Problems to solve
(a) In the alternative fuels discussion, what reason is given for why fuels like biodiesel and ethanol have not replaced gasoline, and why is that expected to change eventually?
(b) Extend the forum thread on alternative fuel sources from the point where it stops.

Given text
Alternative fuel sources


#1

Maybe I am missing something but wouldn’t it be a good thing if we were to look into alternative fuel sources? The gasoline prices are like a roller coaster up and down constantly. What about solar or electric? Too costly? What is it about todays cars that they can only process one or two specific fuel types? I am sort of naive anyway and was always curious about this issue.


#2

The main issue is that gasoline is still incredibly cheap to produce. Even in terms of a liquid commodity-- can you think of much else that costs less per gallon? There has been a huge effort as of late to look into alternative fuels like biodiesel and ethanol and none of them can come close to competing with fossil fuels in terms of cost per unit of energy. Since fossil fuels are a finite resource, eventually the math will work out that alternative fuels make more sense, but that day is much further in the future than many would have you think.

As for electric and solar, both have technological limitations, mostly poor range, and electric is only as environmentally friendly as the power-grid it’s hooked up to, which in today’s USA is not very.


#3

As noted gas and diesel is still cheaper than other products. Remember than electricity is not a source, but just a different form, it has to come from somewhere and much of it comes from oil.

We are playing with different ideas, including electric, alcohol, natural gas, hydrogen etc. Each of them has their advantages and disadvantages. In time it will shake out and we may be running on something we have not thought of yet. Time will tell.

Today with available supplies and theology available, gas diesel and to a far lesser extent alcohol are the only viable fuels.


#4

Well, this isn’t real easy to explain… I know I will seem like an anti-governemnt kook but I’m not (Just a Reagan Conservative. Yes, there is a difference) when I mention this: alternative fuels is nothing new. The military has used “Multi-fuel” trucks since the 60s, and GM (A big military vehicle provider) is just recently comeing forward with alternative-fuel vehicles??? Hmmmmm, makes you wonder!
Pump prices have deffinetly drawn attention to the so-called evil petroleum industry. BUT, if you do your research, staying away from media influenced resources, you will find out as I did that most of the pump prices are going to taxation. I’m not saying that is entirely bad. I’m saying that the petroleum industry is not the evil one in this situation. The “evil ones” are the politicians and the modern media who work in unison to keep attention off of them. Proof??? have you ever recognized that pump prices have skyrocketed during holidays and summers since the Carter years? Hillary promises to do an investigation and regulate the petroleum industry and giving back to the people. Which translated means, I don’t want the blame for pump prices that people like my husband taxed like King George. But I’ll re-distribute income even though re-distribution only benefitted socialist politicians…Sorry, I got political, but it does have a lot to do with politics.
Most of the taxed portion of pump prices goes to research into alternative fuels, and needs to go more into getting us more self reliant on domestic resources. Have you recognized that most offshore oil wells are foreign owned? that is because of environmental strangulation that is screwing us in the long run. Don’t be fooled, alternative fuels can be taxed and exploited just like petroleum has, and what are we going to do with all those spent batteries from peddle cars?

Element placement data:
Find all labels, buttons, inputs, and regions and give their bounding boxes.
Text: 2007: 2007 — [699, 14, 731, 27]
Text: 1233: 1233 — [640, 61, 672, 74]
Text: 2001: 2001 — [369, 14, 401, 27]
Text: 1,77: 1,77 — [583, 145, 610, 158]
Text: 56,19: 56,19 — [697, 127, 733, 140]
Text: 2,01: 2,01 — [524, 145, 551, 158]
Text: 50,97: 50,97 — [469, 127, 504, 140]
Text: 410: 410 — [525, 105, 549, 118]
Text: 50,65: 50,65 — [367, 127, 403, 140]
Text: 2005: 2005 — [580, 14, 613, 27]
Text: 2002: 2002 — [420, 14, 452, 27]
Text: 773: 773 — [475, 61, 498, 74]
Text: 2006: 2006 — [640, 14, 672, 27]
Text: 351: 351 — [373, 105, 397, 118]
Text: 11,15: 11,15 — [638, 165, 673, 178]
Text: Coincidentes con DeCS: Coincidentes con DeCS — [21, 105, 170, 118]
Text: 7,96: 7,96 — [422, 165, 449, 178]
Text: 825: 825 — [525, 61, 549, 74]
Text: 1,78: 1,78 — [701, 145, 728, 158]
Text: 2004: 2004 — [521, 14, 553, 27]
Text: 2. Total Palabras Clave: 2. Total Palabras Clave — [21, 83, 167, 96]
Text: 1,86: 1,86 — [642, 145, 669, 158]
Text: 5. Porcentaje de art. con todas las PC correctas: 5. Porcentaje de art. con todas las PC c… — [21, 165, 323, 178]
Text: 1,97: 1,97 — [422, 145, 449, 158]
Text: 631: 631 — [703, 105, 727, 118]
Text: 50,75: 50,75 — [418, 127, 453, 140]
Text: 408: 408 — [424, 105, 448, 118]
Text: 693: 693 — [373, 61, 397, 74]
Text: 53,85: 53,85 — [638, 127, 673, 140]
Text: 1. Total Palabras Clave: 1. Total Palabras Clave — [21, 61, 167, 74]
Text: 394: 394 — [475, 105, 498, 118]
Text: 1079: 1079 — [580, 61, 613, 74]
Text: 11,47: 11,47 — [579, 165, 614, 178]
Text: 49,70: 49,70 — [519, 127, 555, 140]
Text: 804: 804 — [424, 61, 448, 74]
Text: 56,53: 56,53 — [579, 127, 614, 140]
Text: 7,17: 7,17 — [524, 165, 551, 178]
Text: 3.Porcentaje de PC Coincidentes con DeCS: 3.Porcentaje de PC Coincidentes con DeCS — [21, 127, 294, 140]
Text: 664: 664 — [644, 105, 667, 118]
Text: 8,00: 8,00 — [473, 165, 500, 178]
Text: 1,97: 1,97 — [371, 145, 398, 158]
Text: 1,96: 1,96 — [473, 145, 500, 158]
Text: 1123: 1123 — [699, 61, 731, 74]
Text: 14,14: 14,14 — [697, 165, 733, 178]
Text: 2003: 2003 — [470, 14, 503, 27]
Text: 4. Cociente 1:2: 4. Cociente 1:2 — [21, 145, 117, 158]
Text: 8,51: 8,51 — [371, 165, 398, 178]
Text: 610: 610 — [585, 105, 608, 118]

The responses
(a) Gasoline is still very cheap to produce, and none of those fuels come close to fossil fuels in cost per unit of energy. Because fossil fuels are finite, the math will eventually favor alternative fuels, though that day is much further off than many suggest.

(b)
The key issue here is research and development towards self reliance, not alternative fuels which can be exploited just like petroleum. And think about it, the petroleum industry employs thousands. Do we want to make those thousands unemployed and see families living in cars again? Sure, I believe we need to preserve our God-given environment, but the world was made for man’s benefit (Which is different from gluttonous exploitation)so I don’t think we need to go into an Al Gore-sky is falling panic which will screw us in the long run as we have learned from the Carter years.
And no, I am not Rush Limbaugh. I just refuse to be a victim of Clinton politics, our modern semi-free press (CNN=Clinton’s news network), and I’m not going to feel guilty simply because I exsist. I’m just an old Soldier who watched some simple citizens and fellow soldiers get blown up by land mines, and got screwed during the Clinton years. Now that is a real inconvenient truth, Huh?
Any clearer???


#5

Norm, there are some very tasty decaffeinated coffees available these days.

To answer the OPs question, petro fuels (gasoline and diesel) are relatively cheap and have a high energy density (BTUs/pound). The primary problems with the current alternatives (electric, H2, etc.) are cost and lack of energy content. In other words, about 20 gallons of gasoline (less than 150 pounds) will get the average car over 400 miles; 150 pounds of fully charged batteries will get you a shorter distance (maybe 50 miles, I’m guessing) and the vehicle will probably cost more. Also, it will take hours to charge the batteries, as opposed to minutes to fill your tank with gasoline. As the cost of petro fuels increases, alternatives will become more cost effective and will become more common.


#6

Norm–I hope that you are aware that one of the first acts of the Reagan Administration was to shut down the Synthetic Fuels Corporation that was set up during the Carter years. While it is truly an unanswerable question, you really have to wonder what breakthroughs might have been made by that laboratory if it had been allowed to operate as originally intended. And, of course, you also have to wonder about the Reagan Administration’s motivation for shutting down an enterprise like that.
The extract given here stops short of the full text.